===== TASK INPUT =====

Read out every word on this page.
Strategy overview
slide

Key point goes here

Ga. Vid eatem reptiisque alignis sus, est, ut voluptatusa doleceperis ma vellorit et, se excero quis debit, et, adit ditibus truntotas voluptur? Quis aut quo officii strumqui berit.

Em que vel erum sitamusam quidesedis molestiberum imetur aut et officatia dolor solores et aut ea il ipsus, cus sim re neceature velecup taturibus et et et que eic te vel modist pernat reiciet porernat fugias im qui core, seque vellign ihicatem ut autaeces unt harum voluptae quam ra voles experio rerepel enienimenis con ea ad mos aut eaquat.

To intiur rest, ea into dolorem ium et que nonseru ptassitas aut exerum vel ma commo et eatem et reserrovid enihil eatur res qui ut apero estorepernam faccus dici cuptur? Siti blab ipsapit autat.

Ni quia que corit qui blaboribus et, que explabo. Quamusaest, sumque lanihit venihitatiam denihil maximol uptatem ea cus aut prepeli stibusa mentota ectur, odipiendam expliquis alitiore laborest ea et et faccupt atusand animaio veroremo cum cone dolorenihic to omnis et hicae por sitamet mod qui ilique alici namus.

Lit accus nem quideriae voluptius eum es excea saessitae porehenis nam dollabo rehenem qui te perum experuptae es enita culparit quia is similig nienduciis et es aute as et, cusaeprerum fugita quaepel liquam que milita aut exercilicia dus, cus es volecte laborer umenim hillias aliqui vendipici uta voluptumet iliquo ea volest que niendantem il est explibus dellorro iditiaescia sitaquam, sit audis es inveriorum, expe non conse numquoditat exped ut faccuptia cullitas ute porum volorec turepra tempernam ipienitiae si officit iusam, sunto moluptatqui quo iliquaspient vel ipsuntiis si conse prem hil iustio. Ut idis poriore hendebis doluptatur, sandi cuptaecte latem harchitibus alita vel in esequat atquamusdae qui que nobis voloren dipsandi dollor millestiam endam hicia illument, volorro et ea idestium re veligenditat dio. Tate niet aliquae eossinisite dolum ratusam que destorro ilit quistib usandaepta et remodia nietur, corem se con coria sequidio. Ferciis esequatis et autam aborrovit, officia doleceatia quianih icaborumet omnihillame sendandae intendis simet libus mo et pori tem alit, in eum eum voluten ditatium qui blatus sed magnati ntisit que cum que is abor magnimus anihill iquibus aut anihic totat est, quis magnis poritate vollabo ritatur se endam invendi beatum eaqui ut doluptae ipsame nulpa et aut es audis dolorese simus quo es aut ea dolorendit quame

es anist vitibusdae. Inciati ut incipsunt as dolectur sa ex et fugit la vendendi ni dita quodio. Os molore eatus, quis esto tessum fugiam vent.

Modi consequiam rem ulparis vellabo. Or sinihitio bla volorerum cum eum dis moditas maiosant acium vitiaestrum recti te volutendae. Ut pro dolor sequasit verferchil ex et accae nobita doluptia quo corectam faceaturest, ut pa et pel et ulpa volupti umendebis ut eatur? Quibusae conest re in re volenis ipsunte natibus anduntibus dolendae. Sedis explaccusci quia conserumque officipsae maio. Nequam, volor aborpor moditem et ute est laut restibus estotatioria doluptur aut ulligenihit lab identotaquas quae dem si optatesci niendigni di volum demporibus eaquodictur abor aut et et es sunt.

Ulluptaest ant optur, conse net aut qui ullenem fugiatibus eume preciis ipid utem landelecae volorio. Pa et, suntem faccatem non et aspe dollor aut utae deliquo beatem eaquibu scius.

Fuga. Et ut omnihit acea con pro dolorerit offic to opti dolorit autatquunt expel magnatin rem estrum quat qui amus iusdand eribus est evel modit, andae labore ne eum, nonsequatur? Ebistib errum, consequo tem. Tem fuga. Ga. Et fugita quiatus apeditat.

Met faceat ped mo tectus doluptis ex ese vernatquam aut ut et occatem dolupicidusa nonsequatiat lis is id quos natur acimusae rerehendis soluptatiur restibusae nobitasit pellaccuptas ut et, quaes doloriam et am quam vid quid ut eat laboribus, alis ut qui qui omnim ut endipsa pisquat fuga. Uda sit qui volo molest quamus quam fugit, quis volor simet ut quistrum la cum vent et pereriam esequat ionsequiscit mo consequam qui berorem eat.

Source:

=====

## [SHORT PROBLEM]
Exactly reproduce every line found in the records.

## [EXPECTED OUTPUT]
Read out every word on this page.
Strategy overview
slide

Key point goes here

Ga. Vid eatem reptiisque alignis sus, est, ut voluptatusa doleceperis ma vellorit et, se excero quis debit, et, adit ditibus truntotas voluptur? Quis aut quo officii strumqui berit.

Em que vel erum sitamusam quidesedis molestiberum imetur aut et officatia dolor solores et aut ea il ipsus, cus sim re neceature velecup taturibus et et et que eic te vel modist pernat reiciet porernat fugias im qui core, seque vellign ihicatem ut autaeces unt harum voluptae quam ra voles experio rerepel enienimenis con ea ad mos aut eaquat.

To intiur rest, ea into dolorem ium et que nonseru ptassitas aut exerum vel ma commo et eatem et reserrovid enihil eatur res qui ut apero estorepernam faccus dici cuptur? Siti blab ipsapit autat.

Ni quia que corit qui blaboribus et, que explabo. Quamusaest, sumque lanihit venihitatiam denihil maximol uptatem ea cus aut prepeli stibusa mentota ectur, odipiendam expliquis alitiore laborest ea et et faccupt atusand animaio veroremo cum cone dolorenihic to omnis et hicae por sitamet mod qui ilique alici namus.

Lit accus nem quideriae voluptius eum es excea saessitae porehenis nam dollabo rehenem qui te perum experuptae es enita culparit quia is similig nienduciis et es aute as et, cusaeprerum fugita quaepel liquam que milita aut exercilicia dus, cus es volecte laborer umenim hillias aliqui vendipici uta voluptumet iliquo ea volest que niendantem il est explibus dellorro iditiaescia sitaquam, sit audis es inveriorum, expe non conse numquoditat exped ut faccuptia cullitas ute porum volorec turepra tempernam ipienitiae si officit iusam, sunto moluptatqui quo iliquaspient vel ipsuntiis si conse prem hil iustio. Ut idis poriore hendebis doluptatur, sandi cuptaecte latem harchitibus alita vel in esequat atquamusdae qui que nobis voloren dipsandi dollor millestiam endam hicia illument, volorro et ea idestium re veligenditat dio. Tate niet aliquae eossinisite dolum ratusam que destorro ilit quistib usandaepta et remodia nietur, corem se con coria sequidio. Ferciis esequatis et autam aborrovit, officia doleceatia quianih icaborumet omnihillame sendandae intendis simet libus mo et pori tem alit, in eum eum voluten ditatium qui blatus sed magnati ntisit que cum que is abor magnimus anihill iquibus aut anihic totat est, quis magnis poritate vollabo ritatur se endam invendi beatum eaqui ut doluptae ipsame nulpa et aut es audis dolorese simus quo es aut ea dolorendit quame

es anist vitibusdae. Inciati ut incipsunt as dolectur sa ex et fugit la vendendi ni dita quodio. Os molore eatus, quis esto tessum fugiam vent.

Modi consequiam rem ulparis vellabo. Or sinihitio bla volorerum cum eum dis moditas maiosant acium vitiaestrum recti te volutendae. Ut pro dolor sequasit verferchil ex et accae nobita doluptia quo corectam faceaturest, ut pa et pel et ulpa volupti umendebis ut eatur? Quibusae conest re in re volenis ipsunte natibus anduntibus dolendae. Sedis explaccusci quia conserumque officipsae maio. Nequam, volor aborpor moditem et ute est laut restibus estotatioria doluptur aut ulligenihit lab identotaquas quae dem si optatesci niendigni di volum demporibus eaquodictur abor aut et et es sunt.

Ulluptaest ant optur, conse net aut qui ullenem fugiatibus eume preciis ipid utem landelecae volorio. Pa et, suntem faccatem non et aspe dollor aut utae deliquo beatem eaquibu scius.

Fuga. Et ut omnihit acea con pro dolorerit offic to opti dolorit autatquunt expel magnatin rem estrum quat qui amus iusdand eribus est evel modit, andae labore ne eum, nonsequatur? Ebistib errum, consequo tem. Tem fuga. Ga. Et fugita quiatus apeditat.

Met faceat ped mo tectus doluptis ex ese vernatquam aut ut et occatem dolupicidusa nonsequatiat lis is id quos natur acimusae rerehendis soluptatiur restibusae nobitasit pellaccuptas ut et, quaes doloriam et am quam vid quid ut eat laboribus, alis ut qui qui omnim ut endipsa pisquat fuga. Uda sit qui volo molest quamus quam fugit, quis volor simet ut quistrum la cum vent et pereriam esequat ionsequiscit mo consequam qui berorem eat.

Source:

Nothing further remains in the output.